* **GIVEN TASK**: Repeat the records exactly. Every line must match.

Dataset records
************

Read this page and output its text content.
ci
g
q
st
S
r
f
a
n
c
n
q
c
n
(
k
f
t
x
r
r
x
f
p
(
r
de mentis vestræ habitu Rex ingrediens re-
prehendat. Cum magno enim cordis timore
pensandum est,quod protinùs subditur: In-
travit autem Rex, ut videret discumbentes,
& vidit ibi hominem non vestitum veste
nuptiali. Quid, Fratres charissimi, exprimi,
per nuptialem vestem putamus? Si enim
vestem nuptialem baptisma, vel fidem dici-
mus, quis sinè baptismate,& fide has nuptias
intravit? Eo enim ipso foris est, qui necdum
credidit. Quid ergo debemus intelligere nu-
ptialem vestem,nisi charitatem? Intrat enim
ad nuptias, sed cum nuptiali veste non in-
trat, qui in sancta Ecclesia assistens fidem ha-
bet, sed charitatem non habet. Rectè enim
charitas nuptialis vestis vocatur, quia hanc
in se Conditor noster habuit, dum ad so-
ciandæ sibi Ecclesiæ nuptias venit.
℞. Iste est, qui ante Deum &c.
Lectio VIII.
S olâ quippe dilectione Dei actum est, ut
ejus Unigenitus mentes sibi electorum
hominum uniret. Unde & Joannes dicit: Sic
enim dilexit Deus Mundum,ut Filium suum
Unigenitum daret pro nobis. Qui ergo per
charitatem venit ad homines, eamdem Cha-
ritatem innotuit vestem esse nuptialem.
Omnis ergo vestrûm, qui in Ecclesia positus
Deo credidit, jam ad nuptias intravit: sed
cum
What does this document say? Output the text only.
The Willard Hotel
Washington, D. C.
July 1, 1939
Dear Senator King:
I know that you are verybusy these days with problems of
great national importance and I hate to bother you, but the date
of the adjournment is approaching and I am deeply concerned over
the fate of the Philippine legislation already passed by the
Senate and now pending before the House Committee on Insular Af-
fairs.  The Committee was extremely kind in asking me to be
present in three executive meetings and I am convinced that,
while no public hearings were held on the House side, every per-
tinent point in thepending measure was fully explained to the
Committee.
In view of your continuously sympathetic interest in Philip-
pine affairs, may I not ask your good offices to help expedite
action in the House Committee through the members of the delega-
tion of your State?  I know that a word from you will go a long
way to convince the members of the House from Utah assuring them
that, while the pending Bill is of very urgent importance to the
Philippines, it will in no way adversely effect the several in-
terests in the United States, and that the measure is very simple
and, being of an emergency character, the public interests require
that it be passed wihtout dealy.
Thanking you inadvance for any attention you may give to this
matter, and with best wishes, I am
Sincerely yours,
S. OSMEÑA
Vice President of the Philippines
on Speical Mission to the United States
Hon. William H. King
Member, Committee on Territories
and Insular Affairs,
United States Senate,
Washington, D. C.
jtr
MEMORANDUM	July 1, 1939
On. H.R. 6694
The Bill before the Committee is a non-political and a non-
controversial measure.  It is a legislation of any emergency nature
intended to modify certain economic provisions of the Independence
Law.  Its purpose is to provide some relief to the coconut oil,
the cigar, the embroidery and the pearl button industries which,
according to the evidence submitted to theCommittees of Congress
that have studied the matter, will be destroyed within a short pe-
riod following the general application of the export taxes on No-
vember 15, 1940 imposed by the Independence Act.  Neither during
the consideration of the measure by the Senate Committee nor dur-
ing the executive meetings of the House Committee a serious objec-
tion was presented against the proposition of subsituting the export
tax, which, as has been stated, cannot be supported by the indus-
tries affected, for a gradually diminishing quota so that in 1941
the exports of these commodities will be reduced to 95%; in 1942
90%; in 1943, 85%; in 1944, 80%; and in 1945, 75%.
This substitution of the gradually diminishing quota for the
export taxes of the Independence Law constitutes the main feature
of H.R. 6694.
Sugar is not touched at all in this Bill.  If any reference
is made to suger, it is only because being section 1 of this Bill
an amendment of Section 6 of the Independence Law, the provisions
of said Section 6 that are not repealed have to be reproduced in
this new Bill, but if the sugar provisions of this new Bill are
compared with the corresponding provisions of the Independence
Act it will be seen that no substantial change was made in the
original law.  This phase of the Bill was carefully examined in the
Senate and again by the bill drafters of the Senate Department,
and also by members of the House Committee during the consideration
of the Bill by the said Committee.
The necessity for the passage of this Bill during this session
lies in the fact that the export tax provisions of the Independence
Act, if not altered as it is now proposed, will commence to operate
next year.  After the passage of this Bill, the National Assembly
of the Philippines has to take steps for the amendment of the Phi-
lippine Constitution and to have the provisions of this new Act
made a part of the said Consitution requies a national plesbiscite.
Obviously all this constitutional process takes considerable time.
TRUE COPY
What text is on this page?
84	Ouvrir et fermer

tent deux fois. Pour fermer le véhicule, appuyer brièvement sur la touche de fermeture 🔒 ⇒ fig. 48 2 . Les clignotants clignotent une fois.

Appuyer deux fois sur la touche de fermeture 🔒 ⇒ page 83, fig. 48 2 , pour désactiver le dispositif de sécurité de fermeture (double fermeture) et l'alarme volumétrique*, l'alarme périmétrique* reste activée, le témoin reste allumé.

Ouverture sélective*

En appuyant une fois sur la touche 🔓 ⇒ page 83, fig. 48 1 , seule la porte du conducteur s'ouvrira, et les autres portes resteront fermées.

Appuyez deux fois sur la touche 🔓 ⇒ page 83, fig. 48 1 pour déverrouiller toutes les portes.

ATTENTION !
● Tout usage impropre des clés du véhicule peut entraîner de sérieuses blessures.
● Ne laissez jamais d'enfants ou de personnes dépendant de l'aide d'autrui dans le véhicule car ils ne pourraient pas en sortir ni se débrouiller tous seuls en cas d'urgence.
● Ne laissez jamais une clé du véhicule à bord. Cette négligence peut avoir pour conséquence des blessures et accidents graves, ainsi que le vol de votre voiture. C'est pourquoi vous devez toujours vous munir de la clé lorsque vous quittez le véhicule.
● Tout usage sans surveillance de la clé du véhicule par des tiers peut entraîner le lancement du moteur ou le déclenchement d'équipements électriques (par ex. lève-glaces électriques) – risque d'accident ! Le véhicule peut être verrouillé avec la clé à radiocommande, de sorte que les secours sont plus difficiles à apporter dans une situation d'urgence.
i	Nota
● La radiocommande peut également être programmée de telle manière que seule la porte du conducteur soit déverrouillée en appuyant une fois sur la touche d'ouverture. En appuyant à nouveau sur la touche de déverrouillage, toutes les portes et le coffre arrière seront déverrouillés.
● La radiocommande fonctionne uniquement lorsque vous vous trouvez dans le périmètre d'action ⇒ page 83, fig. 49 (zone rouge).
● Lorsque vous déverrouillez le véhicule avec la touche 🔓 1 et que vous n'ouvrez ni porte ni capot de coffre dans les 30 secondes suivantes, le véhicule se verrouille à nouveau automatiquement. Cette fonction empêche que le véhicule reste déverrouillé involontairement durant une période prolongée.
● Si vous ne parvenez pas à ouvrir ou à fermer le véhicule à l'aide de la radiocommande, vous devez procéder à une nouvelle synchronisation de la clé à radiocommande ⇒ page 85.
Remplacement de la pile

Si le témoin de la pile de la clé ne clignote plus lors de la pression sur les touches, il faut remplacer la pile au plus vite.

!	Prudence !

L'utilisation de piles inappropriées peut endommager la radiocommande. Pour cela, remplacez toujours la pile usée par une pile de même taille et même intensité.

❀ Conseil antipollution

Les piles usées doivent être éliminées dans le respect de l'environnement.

************

* **THE ANSWER**:
Read this page and output its text content.
ci
g
q
st
S
r
f
a
n
c
n
q
c
n
(
k
f
t
x
r
r
x
f
p
(
r
de mentis vestræ habitu Rex ingrediens re-
prehendat. Cum magno enim cordis timore
pensandum est,quod protinùs subditur: In-
travit autem Rex, ut videret discumbentes,
& vidit ibi hominem non vestitum veste
nuptiali. Quid, Fratres charissimi, exprimi,
per nuptialem vestem putamus? Si enim
vestem nuptialem baptisma, vel fidem dici-
mus, quis sinè baptismate,& fide has nuptias
intravit? Eo enim ipso foris est, qui necdum
credidit. Quid ergo debemus intelligere nu-
ptialem vestem,nisi charitatem? Intrat enim
ad nuptias, sed cum nuptiali veste non in-
trat, qui in sancta Ecclesia assistens fidem ha-
bet, sed charitatem non habet. Rectè enim
charitas nuptialis vestis vocatur, quia hanc
in se Conditor noster habuit, dum ad so-
ciandæ sibi Ecclesiæ nuptias venit.
℞. Iste est, qui ante Deum &c.
Lectio VIII.
S olâ quippe dilectione Dei actum est, ut
ejus Unigenitus mentes sibi electorum
hominum uniret. Unde & Joannes dicit: Sic
enim dilexit Deus Mundum,ut Filium suum
Unigenitum daret pro nobis. Qui ergo per
charitatem venit ad homines, eamdem Cha-
ritatem innotuit vestem esse nuptialem.
Omnis ergo vestrûm, qui in Ecclesia positus
Deo credidit, jam ad nuptias intravit: sed
cum
What does this document say? Output the text only.
The Willard Hotel
Washington, D. C.
July 1, 1939
Dear Senator King:
I know that you are verybusy these days with problems of
great national importance and I hate to bother you, but the date
of the adjournment is approaching and I am deeply concerned over
the fate of the Philippine legislation already passed by the
Senate and now pending before the House Committee on Insular Af-
fairs.  The Committee was extremely kind in asking me to be
present in three executive meetings and I am convinced that,
while no public hearings were held on the House side, every per-
tinent point in thepending measure was fully explained to the
Committee.
In view of your continuously sympathetic interest in Philip-
pine affairs, may I not ask your good offices to help expedite
action in the House Committee through the members of the delega-
tion of your State?  I know that a word from you will go a long
way to convince the members of the House from Utah assuring them
that, while the pending Bill is of very urgent importance to the
Philippines, it will in no way adversely effect the several in-
terests in the United States, and that the measure is very simple
and, being of an emergency character, the public interests require
that it be passed wihtout dealy.
Thanking you inadvance for any attention you may give to this
matter, and with best wishes, I am
Sincerely yours,
S. OSMEÑA
Vice President of the Philippines
on Speical Mission to the United States
Hon. William H. King
Member, Committee on Territories
and Insular Affairs,
United States Senate,
Washington, D. C.
jtr
MEMORANDUM	July 1, 1939
On. H.R. 6694
The Bill before the Committee is a non-political and a non-
controversial measure.  It is a legislation of any emergency nature
intended to modify certain economic provisions of the Independence
Law.  Its purpose is to provide some relief to the coconut oil,
the cigar, the embroidery and the pearl button industries which,
according to the evidence submitted to theCommittees of Congress
that have studied the matter, will be destroyed within a short pe-
riod following the general application of the export taxes on No-
vember 15, 1940 imposed by the Independence Act.  Neither during
the consideration of the measure by the Senate Committee nor dur-
ing the executive meetings of the House Committee a serious objec-
tion was presented against the proposition of subsituting the export
tax, which, as has been stated, cannot be supported by the indus-
tries affected, for a gradually diminishing quota so that in 1941
the exports of these commodities will be reduced to 95%; in 1942
90%; in 1943, 85%; in 1944, 80%; and in 1945, 75%.
This substitution of the gradually diminishing quota for the
export taxes of the Independence Law constitutes the main feature
of H.R. 6694.
Sugar is not touched at all in this Bill.  If any reference
is made to suger, it is only because being section 1 of this Bill
an amendment of Section 6 of the Independence Law, the provisions
of said Section 6 that are not repealed have to be reproduced in
this new Bill, but if the sugar provisions of this new Bill are
compared with the corresponding provisions of the Independence
Act it will be seen that no substantial change was made in the
original law.  This phase of the Bill was carefully examined in the
Senate and again by the bill drafters of the Senate Department,
and also by members of the House Committee during the consideration
of the Bill by the said Committee.
The necessity for the passage of this Bill during this session
lies in the fact that the export tax provisions of the Independence
Act, if not altered as it is now proposed, will commence to operate
next year.  After the passage of this Bill, the National Assembly
of the Philippines has to take steps for the amendment of the Phi-
lippine Constitution and to have the provisions of this new Act
made a part of the said Consitution requies a national plesbiscite.
Obviously all this constitutional process takes considerable time.
TRUE COPY
What text is on this page?
84	Ouvrir et fermer

tent deux fois. Pour fermer le véhicule, appuyer brièvement sur la touche de fermeture 🔒 ⇒ fig. 48 2 . Les clignotants clignotent une fois.

Appuyer deux fois sur la touche de fermeture 🔒 ⇒ page 83, fig. 48 2 , pour désactiver le dispositif de sécurité de fermeture (double fermeture) et l'alarme volumétrique*, l'alarme périmétrique* reste activée, le témoin reste allumé.

Ouverture sélective*

En appuyant une fois sur la touche 🔓 ⇒ page 83, fig. 48 1 , seule la porte du conducteur s'ouvrira, et les autres portes resteront fermées.

Appuyez deux fois sur la touche 🔓 ⇒ page 83, fig. 48 1 pour déverrouiller toutes les portes.

ATTENTION !
● Tout usage impropre des clés du véhicule peut entraîner de sérieuses blessures.
● Ne laissez jamais d'enfants ou de personnes dépendant de l'aide d'autrui dans le véhicule car ils ne pourraient pas en sortir ni se débrouiller tous seuls en cas d'urgence.
● Ne laissez jamais une clé du véhicule à bord. Cette négligence peut avoir pour conséquence des blessures et accidents graves, ainsi que le vol de votre voiture. C'est pourquoi vous devez toujours vous munir de la clé lorsque vous quittez le véhicule.
● Tout usage sans surveillance de la clé du véhicule par des tiers peut entraîner le lancement du moteur ou le déclenchement d'équipements électriques (par ex. lève-glaces électriques) – risque d'accident ! Le véhicule peut être verrouillé avec la clé à radiocommande, de sorte que les secours sont plus difficiles à apporter dans une situation d'urgence.
i	Nota
● La radiocommande peut également être programmée de telle manière que seule la porte du conducteur soit déverrouillée en appuyant une fois sur la touche d'ouverture. En appuyant à nouveau sur la touche de déverrouillage, toutes les portes et le coffre arrière seront déverrouillés.
● La radiocommande fonctionne uniquement lorsque vous vous trouvez dans le périmètre d'action ⇒ page 83, fig. 49 (zone rouge).
● Lorsque vous déverrouillez le véhicule avec la touche 🔓 1 et que vous n'ouvrez ni porte ni capot de coffre dans les 30 secondes suivantes, le véhicule se verrouille à nouveau automatiquement. Cette fonction empêche que le véhicule reste déverrouillé involontairement durant une période prolongée.
● Si vous ne parvenez pas à ouvrir ou à fermer le véhicule à l'aide de la radiocommande, vous devez procéder à une nouvelle synchronisation de la clé à radiocommande ⇒ page 85.
Remplacement de la pile

Si le témoin de la pile de la clé ne clignote plus lors de la pression sur les touches, il faut remplacer la pile au plus vite.

!	Prudence !

L'utilisation de piles inappropriées peut endommager la radiocommande. Pour cela, remplacez toujours la pile usée par une pile de même taille et même intensité.

❀ Conseil antipollution

Les piles usées doivent être éliminées dans le respect de l'environnement.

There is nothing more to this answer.